- [Excerpt from a dataset]:
----
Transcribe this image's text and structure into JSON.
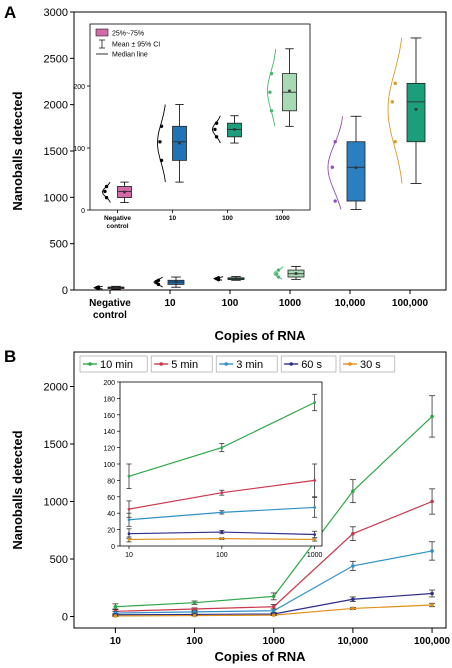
{
  "panel_a_label": "A",
  "panel_b_label": "B",
  "chart_data": [
    {
      "panel": "A",
      "type": "box",
      "xlabel": "Copies of RNA",
      "ylabel": "Nanoballs detected",
      "ylim": [
        0,
        3000
      ],
      "yticks": [
        0,
        500,
        1000,
        1500,
        2000,
        2500,
        3000
      ],
      "categories": [
        "Negative control",
        "10",
        "100",
        "1000",
        "10,000",
        "100,000"
      ],
      "box_colors": [
        "#d46aa9",
        "#1f74b8",
        "#1e9e7d",
        "#a7d9b2",
        "#2a7ec2",
        "#1a9f7a"
      ],
      "dist_colors": [
        "#000000",
        "#000000",
        "#000000",
        "#48b66f",
        "#8f4fb7",
        "#d99a2a"
      ],
      "boxes": [
        {
          "q1": 18,
          "median": 25,
          "q3": 32,
          "whislo": 10,
          "whishi": 40,
          "mean": 25
        },
        {
          "q1": 60,
          "median": 85,
          "q3": 105,
          "whislo": 30,
          "whishi": 140,
          "mean": 85
        },
        {
          "q1": 112,
          "median": 122,
          "q3": 132,
          "whislo": 105,
          "whishi": 145,
          "mean": 123
        },
        {
          "q1": 140,
          "median": 175,
          "q3": 215,
          "whislo": 115,
          "whishi": 255,
          "mean": 178
        },
        {
          "q1": 960,
          "median": 1325,
          "q3": 1600,
          "whislo": 870,
          "whishi": 1875,
          "mean": 1320
        },
        {
          "q1": 1600,
          "median": 2030,
          "q3": 2230,
          "whislo": 1150,
          "whishi": 2720,
          "mean": 1950
        }
      ],
      "inset": {
        "type": "box",
        "ylim": [
          0,
          300
        ],
        "yticks": [
          0,
          100,
          200
        ],
        "categories": [
          "Negative control",
          "10",
          "100",
          "1000"
        ],
        "legend": [
          "25%~75%",
          "Mean ± 95% CI",
          "Median line"
        ],
        "boxes": [
          {
            "q1": 20,
            "median": 30,
            "q3": 38,
            "whislo": 12,
            "whishi": 45,
            "mean": 29
          },
          {
            "q1": 80,
            "median": 110,
            "q3": 135,
            "whislo": 45,
            "whishi": 170,
            "mean": 108
          },
          {
            "q1": 118,
            "median": 130,
            "q3": 140,
            "whislo": 108,
            "whishi": 152,
            "mean": 130
          },
          {
            "q1": 160,
            "median": 190,
            "q3": 220,
            "whislo": 135,
            "whishi": 260,
            "mean": 192
          }
        ]
      }
    },
    {
      "panel": "B",
      "type": "line",
      "xscale": "log",
      "xlabel": "Copies of RNA",
      "ylabel": "Nanoballs detected",
      "ylim": [
        -100,
        2300
      ],
      "yticks": [
        0,
        500,
        1000,
        1500,
        2000
      ],
      "xticks": [
        10,
        100,
        1000,
        10000,
        100000
      ],
      "xticklabels": [
        "10",
        "100",
        "1000",
        "10,000",
        "100,000"
      ],
      "x": [
        10,
        100,
        1000,
        10000,
        100000
      ],
      "series": [
        {
          "name": "10 min",
          "color": "#2ea84a",
          "values": [
            85,
            120,
            175,
            1090,
            1740
          ],
          "err": [
            25,
            15,
            30,
            100,
            180
          ]
        },
        {
          "name": "5 min",
          "color": "#c9384d",
          "values": [
            45,
            65,
            85,
            720,
            1000
          ],
          "err": [
            20,
            10,
            20,
            60,
            110
          ]
        },
        {
          "name": "3 min",
          "color": "#2f91c8",
          "values": [
            30,
            40,
            50,
            440,
            570
          ],
          "err": [
            15,
            8,
            15,
            40,
            80
          ]
        },
        {
          "name": "60 s",
          "color": "#2b2f8a",
          "values": [
            15,
            18,
            22,
            150,
            200
          ],
          "err": [
            8,
            5,
            6,
            20,
            30
          ]
        },
        {
          "name": "30 s",
          "color": "#e0901d",
          "values": [
            5,
            8,
            12,
            70,
            100
          ],
          "err": [
            4,
            3,
            4,
            10,
            15
          ]
        }
      ],
      "inset": {
        "xscale": "log",
        "ylim": [
          0,
          200
        ],
        "yticks": [
          0,
          20,
          40,
          60,
          80,
          100,
          120,
          140,
          160,
          180,
          200
        ],
        "xticks": [
          10,
          100,
          1000
        ],
        "xticklabels": [
          "10",
          "100",
          "1000"
        ],
        "x": [
          10,
          100,
          1000
        ],
        "series": [
          {
            "name": "10 min",
            "values": [
              85,
              120,
              175
            ],
            "err": [
              15,
              5,
              10
            ]
          },
          {
            "name": "5 min",
            "values": [
              45,
              65,
              80
            ],
            "err": [
              10,
              3,
              20
            ]
          },
          {
            "name": "3 min",
            "values": [
              32,
              41,
              47
            ],
            "err": [
              8,
              2,
              12
            ]
          },
          {
            "name": "60 s",
            "values": [
              15,
              17,
              14
            ],
            "err": [
              6,
              2,
              4
            ]
          },
          {
            "name": "30 s",
            "values": [
              8,
              9,
              8
            ],
            "err": [
              3,
              1,
              2
            ]
          }
        ]
      }
    }
  ]
}
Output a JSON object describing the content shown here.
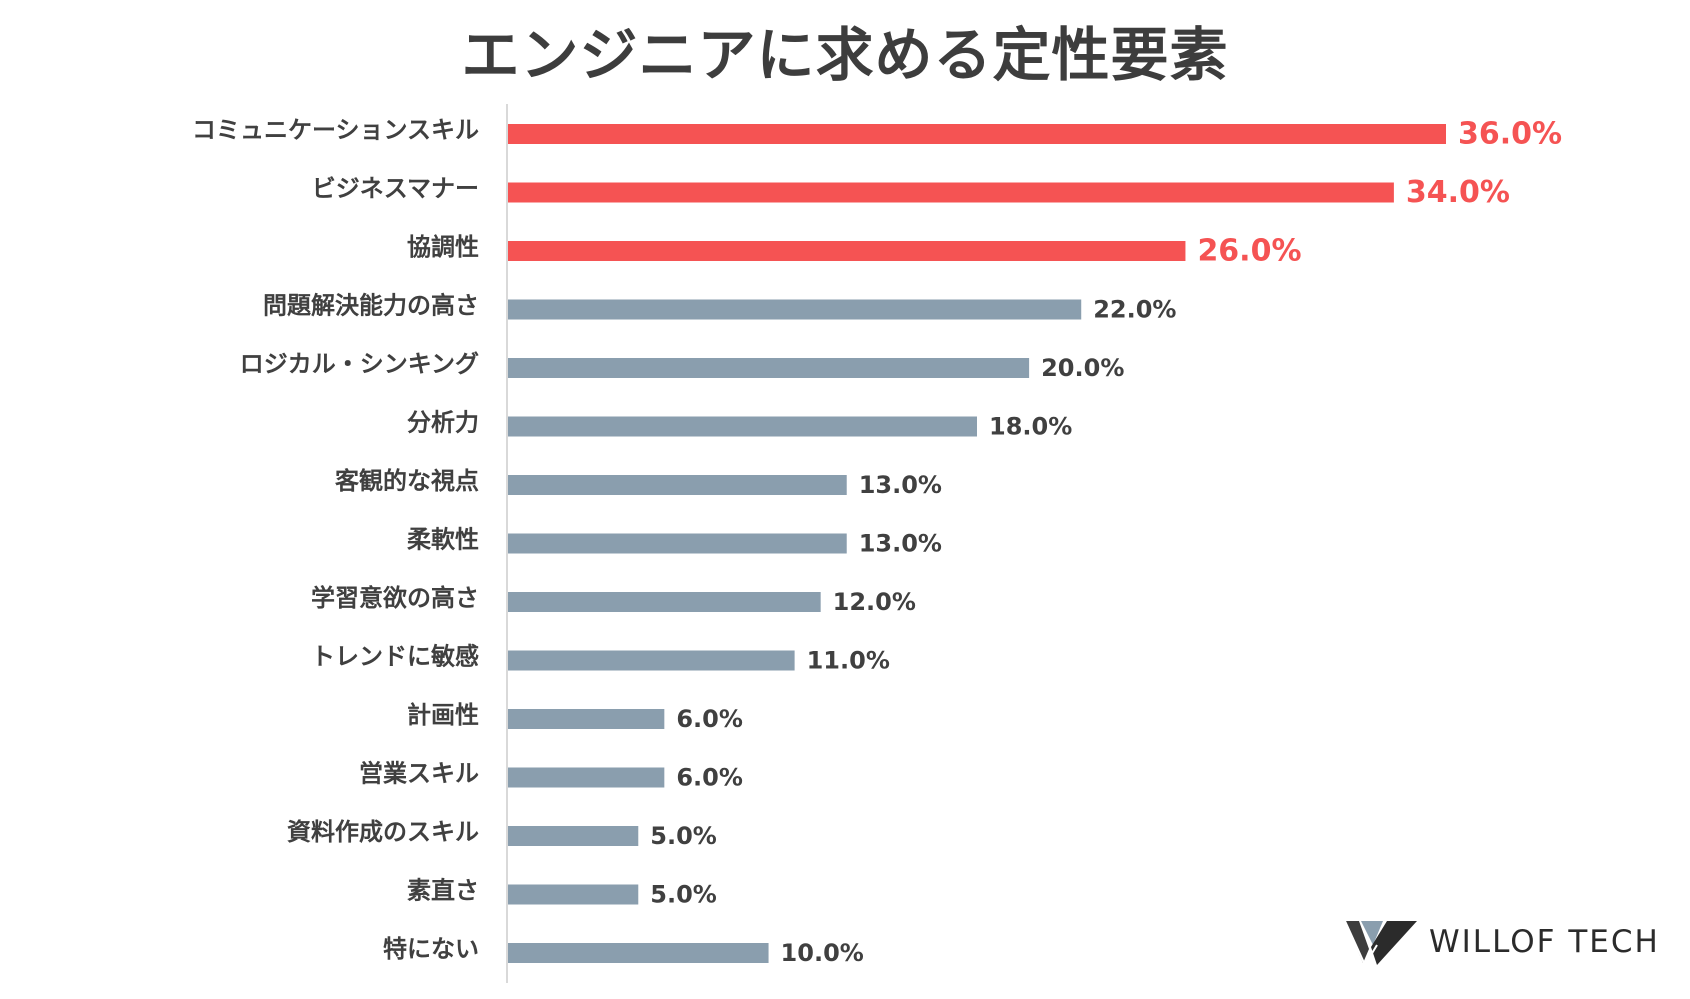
{
  "chart_data": {
    "type": "bar",
    "orientation": "horizontal",
    "title": "エンジニアに求める定性要素",
    "categories": [
      "コミュニケーションスキル",
      "ビジネスマナー",
      "協調性",
      "問題解決能力の高さ",
      "ロジカル・シンキング",
      "分析力",
      "客観的な視点",
      "柔軟性",
      "学習意欲の高さ",
      "トレンドに敏感",
      "計画性",
      "営業スキル",
      "資料作成のスキル",
      "素直さ",
      "特にない"
    ],
    "values": [
      36.0,
      34.0,
      26.0,
      22.0,
      20.0,
      18.0,
      13.0,
      13.0,
      12.0,
      11.0,
      6.0,
      6.0,
      5.0,
      5.0,
      10.0
    ],
    "value_labels": [
      "36.0%",
      "34.0%",
      "26.0%",
      "22.0%",
      "20.0%",
      "18.0%",
      "13.0%",
      "13.0%",
      "12.0%",
      "11.0%",
      "6.0%",
      "6.0%",
      "5.0%",
      "5.0%",
      "10.0%"
    ],
    "highlight_count": 3,
    "xlim": [
      0,
      36
    ],
    "xlabel": "",
    "ylabel": "",
    "grid": false,
    "legend": "none",
    "colors": {
      "highlight": "#f55353",
      "normal": "#8a9eae",
      "label": "#404040",
      "axis": "#d9d9d9"
    }
  },
  "logo": {
    "text": "WILLOF TECH",
    "icon": "willof-w-logo-icon"
  }
}
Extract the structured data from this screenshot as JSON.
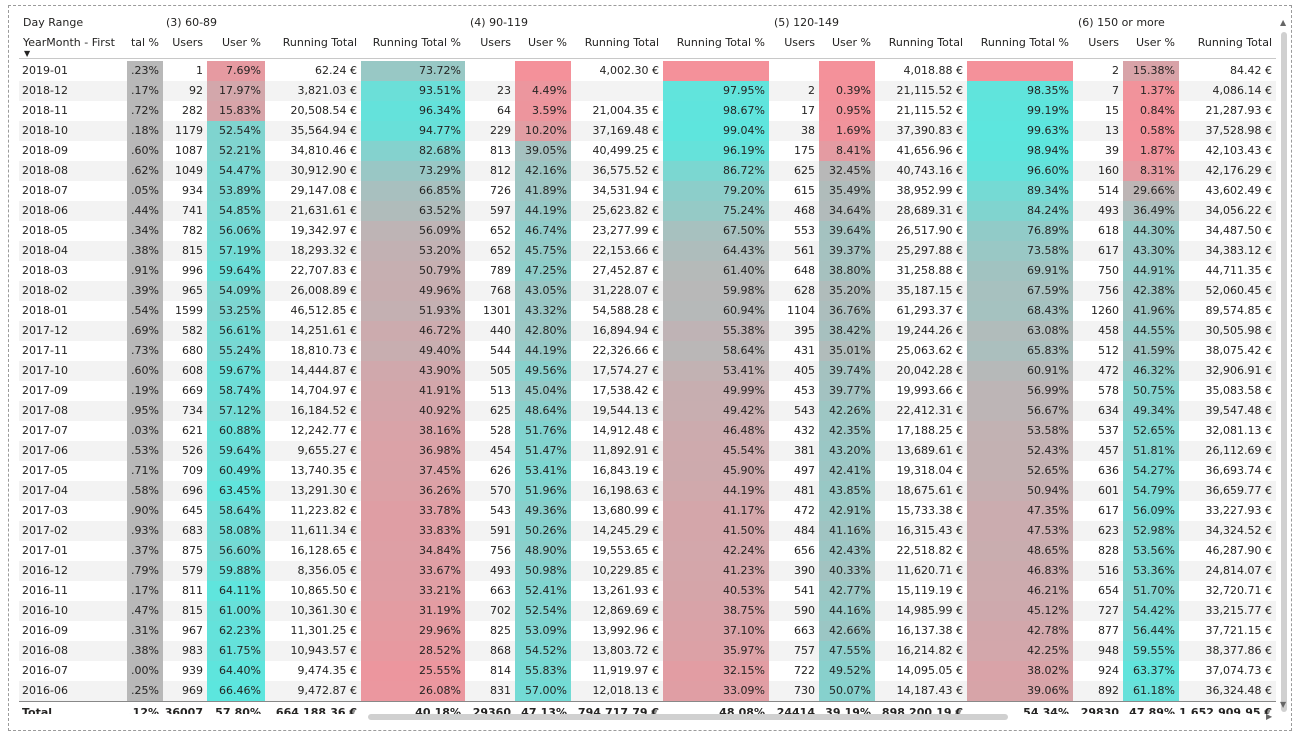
----
- [STATED GOAL]: Retype everything in the material word for word, minus pictures.

- [RESULT OF THE TASK]:
Transcribe this image's text and structure into JSON.
{
  "panel_a_label": "A",
  "panel_b_label": "B",
  "chart_data": [
    {
      "panel": "A",
      "type": "box",
      "xlabel": "Copies of RNA",
      "ylabel": "Nanoballs detected",
      "ylim": [
        0,
        3000
      ],
      "yticks": [
        0,
        500,
        1000,
        1500,
        2000,
        2500,
        3000
      ],
      "categories": [
        "Negative control",
        "10",
        "100",
        "1000",
        "10,000",
        "100,000"
      ],
      "box_colors": [
        "#d46aa9",
        "#1f74b8",
        "#1e9e7d",
        "#a7d9b2",
        "#2a7ec2",
        "#1a9f7a"
      ],
      "dist_colors": [
        "#000000",
        "#000000",
        "#000000",
        "#48b66f",
        "#8f4fb7",
        "#d99a2a"
      ],
      "boxes": [
        {
          "q1": 18,
          "median": 25,
          "q3": 32,
          "whislo": 10,
          "whishi": 40,
          "mean": 25
        },
        {
          "q1": 60,
          "median": 85,
          "q3": 105,
          "whislo": 30,
          "whishi": 140,
          "mean": 85
        },
        {
          "q1": 112,
          "median": 122,
          "q3": 132,
          "whislo": 105,
          "whishi": 145,
          "mean": 123
        },
        {
          "q1": 140,
          "median": 175,
          "q3": 215,
          "whislo": 115,
          "whishi": 255,
          "mean": 178
        },
        {
          "q1": 960,
          "median": 1325,
          "q3": 1600,
          "whislo": 870,
          "whishi": 1875,
          "mean": 1320
        },
        {
          "q1": 1600,
          "median": 2030,
          "q3": 2230,
          "whislo": 1150,
          "whishi": 2720,
          "mean": 1950
        }
      ],
      "inset": {
        "type": "box",
        "ylim": [
          0,
          300
        ],
        "yticks": [
          0,
          100,
          200
        ],
        "categories": [
          "Negative control",
          "10",
          "100",
          "1000"
        ],
        "legend": [
          "25%~75%",
          "Mean ± 95% CI",
          "Median line"
        ],
        "boxes": [
          {
            "q1": 20,
            "median": 30,
            "q3": 38,
            "whislo": 12,
            "whishi": 45,
            "mean": 29
          },
          {
            "q1": 80,
            "median": 110,
            "q3": 135,
            "whislo": 45,
            "whishi": 170,
            "mean": 108
          },
          {
            "q1": 118,
            "median": 130,
            "q3": 140,
            "whislo": 108,
            "whishi": 152,
            "mean": 130
          },
          {
            "q1": 160,
            "median": 190,
            "q3": 220,
            "whislo": 135,
            "whishi": 260,
            "mean": 192
          }
        ]
      }
    },
    {
      "panel": "B",
      "type": "line",
      "xscale": "log",
      "xlabel": "Copies of RNA",
      "ylabel": "Nanoballs detected",
      "ylim": [
        -100,
        2300
      ],
      "yticks": [
        0,
        500,
        1000,
        1500,
        2000
      ],
      "xticks": [
        10,
        100,
        1000,
        10000,
        100000
      ],
      "xticklabels": [
        "10",
        "100",
        "1000",
        "10,000",
        "100,000"
      ],
      "x": [
        10,
        100,
        1000,
        10000,
        100000
      ],
      "series": [
        {
          "name": "10 min",
          "color": "#2ea84a",
          "values": [
            85,
            120,
            175,
            1090,
            1740
          ],
          "err": [
            25,
            15,
            30,
            100,
            180
          ]
        },
        {
          "name": "5 min",
          "color": "#c9384d",
          "values": [
            45,
            65,
            85,
            720,
            1000
          ],
          "err": [
            20,
            10,
            20,
            60,
            110
          ]
        },
        {
          "name": "3 min",
          "color": "#2f91c8",
          "values": [
            30,
            40,
            50,
            440,
            570
          ],
          "err": [
            15,
            8,
            15,
            40,
            80
          ]
        },
        {
          "name": "60 s",
          "color": "#2b2f8a",
          "values": [
            15,
            18,
            22,
            150,
            200
          ],
          "err": [
            8,
            5,
            6,
            20,
            30
          ]
        },
        {
          "name": "30 s",
          "color": "#e0901d",
          "values": [
            5,
            8,
            12,
            70,
            100
          ],
          "err": [
            4,
            3,
            4,
            10,
            15
          ]
        }
      ],
      "inset": {
        "xscale": "log",
        "ylim": [
          0,
          200
        ],
        "yticks": [
          0,
          20,
          40,
          60,
          80,
          100,
          120,
          140,
          160,
          180,
          200
        ],
        "xticks": [
          10,
          100,
          1000
        ],
        "xticklabels": [
          "10",
          "100",
          "1000"
        ],
        "x": [
          10,
          100,
          1000
        ],
        "series": [
          {
            "name": "10 min",
            "values": [
              85,
              120,
              175
            ],
            "err": [
              15,
              5,
              10
            ]
          },
          {
            "name": "5 min",
            "values": [
              45,
              65,
              80
            ],
            "err": [
              10,
              3,
              20
            ]
          },
          {
            "name": "3 min",
            "values": [
              32,
              41,
              47
            ],
            "err": [
              8,
              2,
              12
            ]
          },
          {
            "name": "60 s",
            "values": [
              15,
              17,
              14
            ],
            "err": [
              6,
              2,
              4
            ]
          },
          {
            "name": "30 s",
            "values": [
              8,
              9,
              8
            ],
            "err": [
              3,
              1,
              2
            ]
          }
        ]
      }
    }
  ]
}
Output a JSON object describing the content shown here.
{
  "chart_data": {
    "type": "bar",
    "orientation": "horizontal",
    "title": "エンジニアに求める定性要素",
    "categories": [
      "コミュニケーションスキル",
      "ビジネスマナー",
      "協調性",
      "問題解決能力の高さ",
      "ロジカル・シンキング",
      "分析力",
      "客観的な視点",
      "柔軟性",
      "学習意欲の高さ",
      "トレンドに敏感",
      "計画性",
      "営業スキル",
      "資料作成のスキル",
      "素直さ",
      "特にない"
    ],
    "values": [
      36.0,
      34.0,
      26.0,
      22.0,
      20.0,
      18.0,
      13.0,
      13.0,
      12.0,
      11.0,
      6.0,
      6.0,
      5.0,
      5.0,
      10.0
    ],
    "value_labels": [
      "36.0%",
      "34.0%",
      "26.0%",
      "22.0%",
      "20.0%",
      "18.0%",
      "13.0%",
      "13.0%",
      "12.0%",
      "11.0%",
      "6.0%",
      "6.0%",
      "5.0%",
      "5.0%",
      "10.0%"
    ],
    "highlight_count": 3,
    "xlim": [
      0,
      36
    ],
    "xlabel": "",
    "ylabel": "",
    "grid": false,
    "legend": "none",
    "colors": {
      "highlight": "#f55353",
      "normal": "#8a9eae",
      "label": "#404040",
      "axis": "#d9d9d9"
    }
  },
  "logo": {
    "text": "WILLOF TECH",
    "icon": "willof-w-logo-icon"
  }
}
Extract the structured data from this screenshot as JSON.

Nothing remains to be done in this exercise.